Every entry that follows needs to be repeated exactly.

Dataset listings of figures
= = =

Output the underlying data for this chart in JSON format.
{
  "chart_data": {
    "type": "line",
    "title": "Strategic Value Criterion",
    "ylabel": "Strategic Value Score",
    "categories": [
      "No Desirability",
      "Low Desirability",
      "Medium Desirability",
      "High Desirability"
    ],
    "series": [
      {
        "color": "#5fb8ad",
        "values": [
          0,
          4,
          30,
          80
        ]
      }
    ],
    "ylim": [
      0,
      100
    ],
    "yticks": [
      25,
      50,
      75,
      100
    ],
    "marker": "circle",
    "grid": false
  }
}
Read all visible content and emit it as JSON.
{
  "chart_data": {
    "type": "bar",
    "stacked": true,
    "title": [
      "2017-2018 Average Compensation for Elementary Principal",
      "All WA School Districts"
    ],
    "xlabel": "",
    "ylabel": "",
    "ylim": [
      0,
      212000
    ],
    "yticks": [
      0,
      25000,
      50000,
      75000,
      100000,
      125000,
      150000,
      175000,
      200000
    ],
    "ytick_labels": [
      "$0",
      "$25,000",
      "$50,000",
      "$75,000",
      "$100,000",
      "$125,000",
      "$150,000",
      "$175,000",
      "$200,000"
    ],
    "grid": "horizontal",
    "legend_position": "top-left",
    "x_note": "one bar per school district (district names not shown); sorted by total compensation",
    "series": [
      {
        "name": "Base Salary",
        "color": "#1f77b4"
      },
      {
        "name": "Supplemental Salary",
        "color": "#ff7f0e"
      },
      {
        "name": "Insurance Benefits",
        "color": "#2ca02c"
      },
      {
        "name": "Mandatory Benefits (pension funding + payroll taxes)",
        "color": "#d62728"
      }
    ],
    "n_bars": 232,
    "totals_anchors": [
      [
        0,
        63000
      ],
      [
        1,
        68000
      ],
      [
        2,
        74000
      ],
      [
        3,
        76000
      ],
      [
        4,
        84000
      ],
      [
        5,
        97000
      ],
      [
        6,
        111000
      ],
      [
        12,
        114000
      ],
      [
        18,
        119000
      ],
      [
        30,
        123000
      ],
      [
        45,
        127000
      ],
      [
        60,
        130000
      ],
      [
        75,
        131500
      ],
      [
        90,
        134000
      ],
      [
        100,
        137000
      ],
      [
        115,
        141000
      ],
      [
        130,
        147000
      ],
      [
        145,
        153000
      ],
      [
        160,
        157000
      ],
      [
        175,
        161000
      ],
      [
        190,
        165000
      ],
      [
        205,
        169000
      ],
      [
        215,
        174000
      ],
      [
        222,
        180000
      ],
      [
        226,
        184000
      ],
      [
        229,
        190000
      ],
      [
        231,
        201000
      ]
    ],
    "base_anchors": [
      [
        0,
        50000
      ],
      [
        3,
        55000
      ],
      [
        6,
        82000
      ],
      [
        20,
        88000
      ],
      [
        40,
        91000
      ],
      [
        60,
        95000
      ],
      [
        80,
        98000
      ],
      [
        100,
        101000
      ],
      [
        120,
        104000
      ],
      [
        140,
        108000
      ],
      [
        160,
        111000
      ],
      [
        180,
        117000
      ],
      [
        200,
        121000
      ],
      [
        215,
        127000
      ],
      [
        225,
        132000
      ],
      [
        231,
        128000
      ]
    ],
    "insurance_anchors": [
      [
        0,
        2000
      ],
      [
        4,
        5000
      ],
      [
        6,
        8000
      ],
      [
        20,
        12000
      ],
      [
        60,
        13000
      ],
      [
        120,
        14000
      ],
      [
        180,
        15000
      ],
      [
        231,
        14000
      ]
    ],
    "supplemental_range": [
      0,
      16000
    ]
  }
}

= = =

FINAL RESULT →
Output the underlying data for this chart in JSON format.
{
  "chart_data": {
    "type": "line",
    "title": "Strategic Value Criterion",
    "ylabel": "Strategic Value Score",
    "categories": [
      "No Desirability",
      "Low Desirability",
      "Medium Desirability",
      "High Desirability"
    ],
    "series": [
      {
        "color": "#5fb8ad",
        "values": [
          0,
          4,
          30,
          80
        ]
      }
    ],
    "ylim": [
      0,
      100
    ],
    "yticks": [
      25,
      50,
      75,
      100
    ],
    "marker": "circle",
    "grid": false
  }
}
Read all visible content and emit it as JSON.
{
  "chart_data": {
    "type": "bar",
    "stacked": true,
    "title": [
      "2017-2018 Average Compensation for Elementary Principal",
      "All WA School Districts"
    ],
    "xlabel": "",
    "ylabel": "",
    "ylim": [
      0,
      212000
    ],
    "yticks": [
      0,
      25000,
      50000,
      75000,
      100000,
      125000,
      150000,
      175000,
      200000
    ],
    "ytick_labels": [
      "$0",
      "$25,000",
      "$50,000",
      "$75,000",
      "$100,000",
      "$125,000",
      "$150,000",
      "$175,000",
      "$200,000"
    ],
    "grid": "horizontal",
    "legend_position": "top-left",
    "x_note": "one bar per school district (district names not shown); sorted by total compensation",
    "series": [
      {
        "name": "Base Salary",
        "color": "#1f77b4"
      },
      {
        "name": "Supplemental Salary",
        "color": "#ff7f0e"
      },
      {
        "name": "Insurance Benefits",
        "color": "#2ca02c"
      },
      {
        "name": "Mandatory Benefits (pension funding + payroll taxes)",
        "color": "#d62728"
      }
    ],
    "n_bars": 232,
    "totals_anchors": [
      [
        0,
        63000
      ],
      [
        1,
        68000
      ],
      [
        2,
        74000
      ],
      [
        3,
        76000
      ],
      [
        4,
        84000
      ],
      [
        5,
        97000
      ],
      [
        6,
        111000
      ],
      [
        12,
        114000
      ],
      [
        18,
        119000
      ],
      [
        30,
        123000
      ],
      [
        45,
        127000
      ],
      [
        60,
        130000
      ],
      [
        75,
        131500
      ],
      [
        90,
        134000
      ],
      [
        100,
        137000
      ],
      [
        115,
        141000
      ],
      [
        130,
        147000
      ],
      [
        145,
        153000
      ],
      [
        160,
        157000
      ],
      [
        175,
        161000
      ],
      [
        190,
        165000
      ],
      [
        205,
        169000
      ],
      [
        215,
        174000
      ],
      [
        222,
        180000
      ],
      [
        226,
        184000
      ],
      [
        229,
        190000
      ],
      [
        231,
        201000
      ]
    ],
    "base_anchors": [
      [
        0,
        50000
      ],
      [
        3,
        55000
      ],
      [
        6,
        82000
      ],
      [
        20,
        88000
      ],
      [
        40,
        91000
      ],
      [
        60,
        95000
      ],
      [
        80,
        98000
      ],
      [
        100,
        101000
      ],
      [
        120,
        104000
      ],
      [
        140,
        108000
      ],
      [
        160,
        111000
      ],
      [
        180,
        117000
      ],
      [
        200,
        121000
      ],
      [
        215,
        127000
      ],
      [
        225,
        132000
      ],
      [
        231,
        128000
      ]
    ],
    "insurance_anchors": [
      [
        0,
        2000
      ],
      [
        4,
        5000
      ],
      [
        6,
        8000
      ],
      [
        20,
        12000
      ],
      [
        60,
        13000
      ],
      [
        120,
        14000
      ],
      [
        180,
        15000
      ],
      [
        231,
        14000
      ]
    ],
    "supplemental_range": [
      0,
      16000
    ]
  }
}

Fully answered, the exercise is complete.